[Extracts from a graphics dataset]
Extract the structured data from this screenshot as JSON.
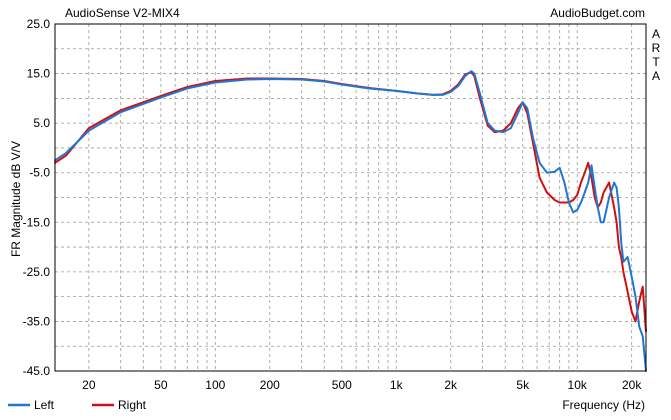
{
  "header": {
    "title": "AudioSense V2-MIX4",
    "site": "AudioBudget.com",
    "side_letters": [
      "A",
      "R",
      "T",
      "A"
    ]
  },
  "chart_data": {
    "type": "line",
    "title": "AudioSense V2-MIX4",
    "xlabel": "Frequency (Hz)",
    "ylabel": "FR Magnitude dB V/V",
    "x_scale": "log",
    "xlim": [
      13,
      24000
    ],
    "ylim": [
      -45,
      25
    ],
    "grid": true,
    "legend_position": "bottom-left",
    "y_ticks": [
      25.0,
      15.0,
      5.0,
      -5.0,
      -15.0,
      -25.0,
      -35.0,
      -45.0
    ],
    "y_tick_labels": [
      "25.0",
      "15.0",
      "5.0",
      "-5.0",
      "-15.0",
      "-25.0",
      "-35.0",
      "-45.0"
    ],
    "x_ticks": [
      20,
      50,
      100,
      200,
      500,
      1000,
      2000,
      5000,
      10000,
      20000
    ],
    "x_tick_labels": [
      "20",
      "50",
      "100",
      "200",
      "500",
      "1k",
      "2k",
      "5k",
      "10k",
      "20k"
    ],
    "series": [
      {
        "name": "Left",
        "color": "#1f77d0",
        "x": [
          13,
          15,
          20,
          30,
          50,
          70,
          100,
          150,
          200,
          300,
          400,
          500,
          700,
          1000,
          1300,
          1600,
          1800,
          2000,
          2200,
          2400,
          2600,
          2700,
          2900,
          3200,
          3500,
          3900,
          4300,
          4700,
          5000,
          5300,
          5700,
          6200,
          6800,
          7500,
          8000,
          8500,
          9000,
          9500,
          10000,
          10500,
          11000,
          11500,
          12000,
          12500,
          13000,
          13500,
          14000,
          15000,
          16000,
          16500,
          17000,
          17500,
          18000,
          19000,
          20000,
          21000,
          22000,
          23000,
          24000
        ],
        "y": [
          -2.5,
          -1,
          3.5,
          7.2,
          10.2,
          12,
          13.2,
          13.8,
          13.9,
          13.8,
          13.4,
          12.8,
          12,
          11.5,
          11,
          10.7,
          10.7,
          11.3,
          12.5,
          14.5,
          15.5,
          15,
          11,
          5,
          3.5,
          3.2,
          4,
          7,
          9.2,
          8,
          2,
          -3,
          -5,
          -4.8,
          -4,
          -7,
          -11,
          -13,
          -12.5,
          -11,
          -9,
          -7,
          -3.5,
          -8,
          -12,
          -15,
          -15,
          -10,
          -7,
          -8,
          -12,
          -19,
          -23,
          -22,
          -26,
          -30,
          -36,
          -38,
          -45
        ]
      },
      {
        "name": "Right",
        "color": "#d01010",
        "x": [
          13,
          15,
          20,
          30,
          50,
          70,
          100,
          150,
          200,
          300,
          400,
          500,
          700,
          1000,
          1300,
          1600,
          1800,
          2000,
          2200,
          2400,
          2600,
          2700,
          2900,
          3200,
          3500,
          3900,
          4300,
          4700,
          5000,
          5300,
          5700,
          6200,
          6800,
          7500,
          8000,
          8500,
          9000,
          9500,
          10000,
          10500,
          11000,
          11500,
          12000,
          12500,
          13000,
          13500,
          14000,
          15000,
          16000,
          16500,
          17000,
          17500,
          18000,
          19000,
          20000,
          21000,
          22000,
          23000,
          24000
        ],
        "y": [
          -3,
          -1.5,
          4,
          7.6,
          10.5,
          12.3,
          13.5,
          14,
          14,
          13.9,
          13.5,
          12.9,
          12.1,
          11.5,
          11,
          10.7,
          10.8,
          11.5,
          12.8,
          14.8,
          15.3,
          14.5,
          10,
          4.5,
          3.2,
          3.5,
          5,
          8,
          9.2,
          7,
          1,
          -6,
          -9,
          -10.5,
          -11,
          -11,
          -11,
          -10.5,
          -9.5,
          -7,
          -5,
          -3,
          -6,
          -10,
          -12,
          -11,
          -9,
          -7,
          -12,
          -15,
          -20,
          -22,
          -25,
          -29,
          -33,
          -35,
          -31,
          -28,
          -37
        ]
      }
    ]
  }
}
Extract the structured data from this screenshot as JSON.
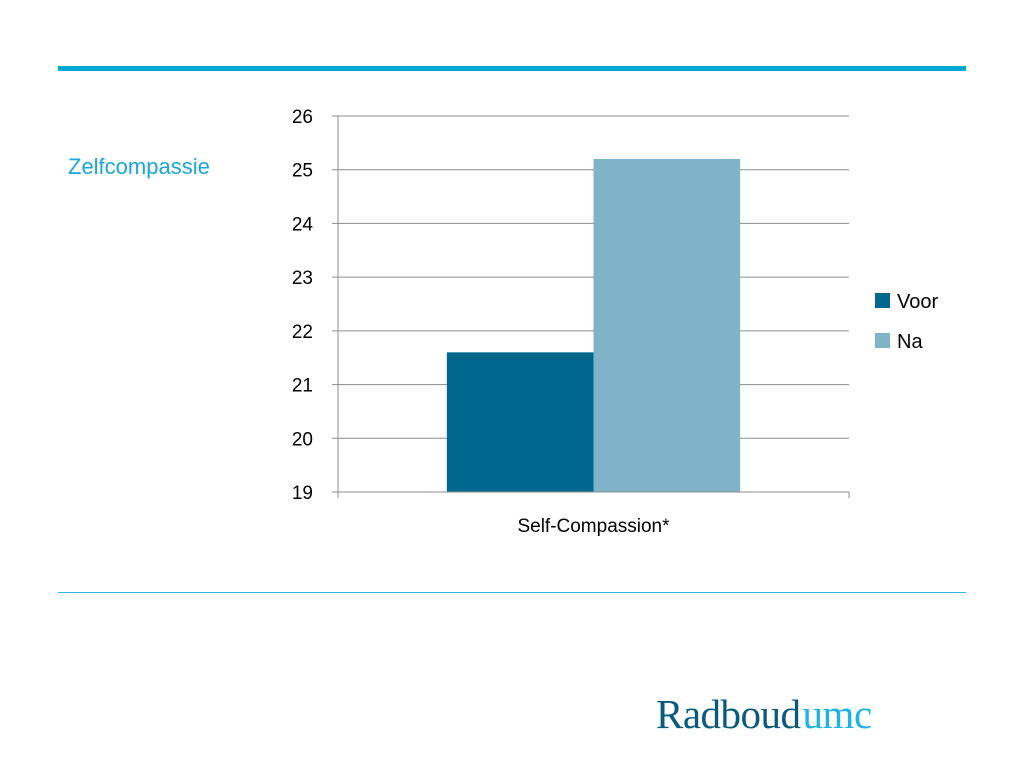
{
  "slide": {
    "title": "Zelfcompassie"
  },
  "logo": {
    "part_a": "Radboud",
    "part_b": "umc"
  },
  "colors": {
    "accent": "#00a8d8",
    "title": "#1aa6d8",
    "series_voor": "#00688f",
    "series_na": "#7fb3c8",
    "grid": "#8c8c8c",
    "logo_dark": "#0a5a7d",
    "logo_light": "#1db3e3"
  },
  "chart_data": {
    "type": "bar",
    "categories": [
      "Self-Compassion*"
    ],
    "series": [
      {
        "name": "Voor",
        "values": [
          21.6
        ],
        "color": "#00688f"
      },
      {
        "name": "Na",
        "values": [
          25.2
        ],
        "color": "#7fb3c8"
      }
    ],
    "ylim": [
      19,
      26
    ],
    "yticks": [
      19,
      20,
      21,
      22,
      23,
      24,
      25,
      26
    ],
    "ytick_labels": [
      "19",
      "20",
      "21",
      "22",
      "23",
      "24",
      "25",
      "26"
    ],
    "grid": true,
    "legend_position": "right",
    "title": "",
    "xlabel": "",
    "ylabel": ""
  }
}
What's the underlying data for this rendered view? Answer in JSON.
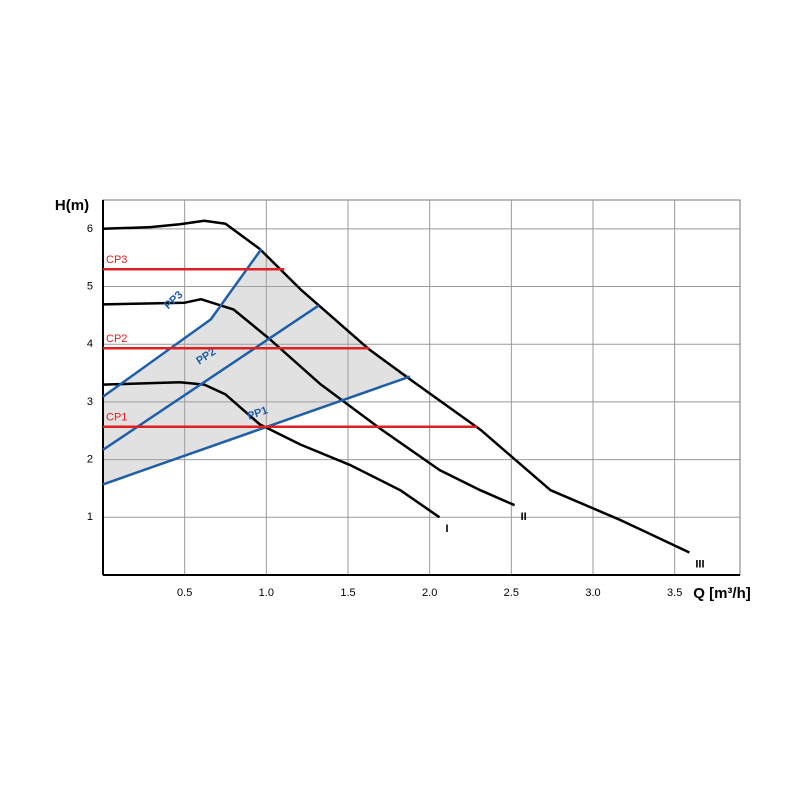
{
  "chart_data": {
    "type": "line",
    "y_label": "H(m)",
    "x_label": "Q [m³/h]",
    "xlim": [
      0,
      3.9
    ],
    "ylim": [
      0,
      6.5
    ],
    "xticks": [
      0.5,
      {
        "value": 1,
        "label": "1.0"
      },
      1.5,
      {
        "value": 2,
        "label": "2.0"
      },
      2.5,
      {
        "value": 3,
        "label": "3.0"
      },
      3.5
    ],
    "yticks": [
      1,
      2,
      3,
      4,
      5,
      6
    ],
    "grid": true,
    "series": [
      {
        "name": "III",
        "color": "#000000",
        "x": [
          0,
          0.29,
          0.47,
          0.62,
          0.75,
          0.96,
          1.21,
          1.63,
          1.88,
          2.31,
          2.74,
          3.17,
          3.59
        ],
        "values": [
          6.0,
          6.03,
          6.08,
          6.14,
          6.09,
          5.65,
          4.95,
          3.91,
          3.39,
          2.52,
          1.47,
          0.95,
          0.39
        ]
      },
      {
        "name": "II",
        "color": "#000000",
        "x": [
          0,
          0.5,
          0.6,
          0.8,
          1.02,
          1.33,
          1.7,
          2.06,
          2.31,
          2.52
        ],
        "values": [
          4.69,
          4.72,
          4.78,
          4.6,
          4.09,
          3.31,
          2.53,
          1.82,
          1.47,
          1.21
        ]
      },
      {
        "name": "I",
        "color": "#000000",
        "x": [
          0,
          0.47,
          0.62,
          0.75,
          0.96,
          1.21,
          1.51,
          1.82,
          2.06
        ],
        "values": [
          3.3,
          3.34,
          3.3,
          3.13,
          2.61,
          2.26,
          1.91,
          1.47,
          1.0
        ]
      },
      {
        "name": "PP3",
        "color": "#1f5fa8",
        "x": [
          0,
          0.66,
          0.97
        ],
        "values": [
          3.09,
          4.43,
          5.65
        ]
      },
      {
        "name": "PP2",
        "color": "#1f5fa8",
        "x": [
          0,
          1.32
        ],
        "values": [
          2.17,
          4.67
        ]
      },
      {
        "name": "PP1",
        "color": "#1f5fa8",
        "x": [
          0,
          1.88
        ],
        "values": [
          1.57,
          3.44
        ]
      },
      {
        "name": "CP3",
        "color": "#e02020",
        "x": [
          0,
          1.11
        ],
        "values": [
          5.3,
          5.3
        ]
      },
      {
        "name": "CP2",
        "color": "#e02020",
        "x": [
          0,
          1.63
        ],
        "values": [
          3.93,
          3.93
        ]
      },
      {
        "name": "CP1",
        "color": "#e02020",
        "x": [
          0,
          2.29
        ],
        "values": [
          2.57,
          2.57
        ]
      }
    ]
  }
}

→ What is required:
List the lines of the entries that include "title".

→ Response to this task:
    "title": "AudioSense V2-MIX4",
    "title": "AudioSense V2-MIX4",
    "title": "Zelfcompassie"
    "title": "#1aa6d8",
    "title": "",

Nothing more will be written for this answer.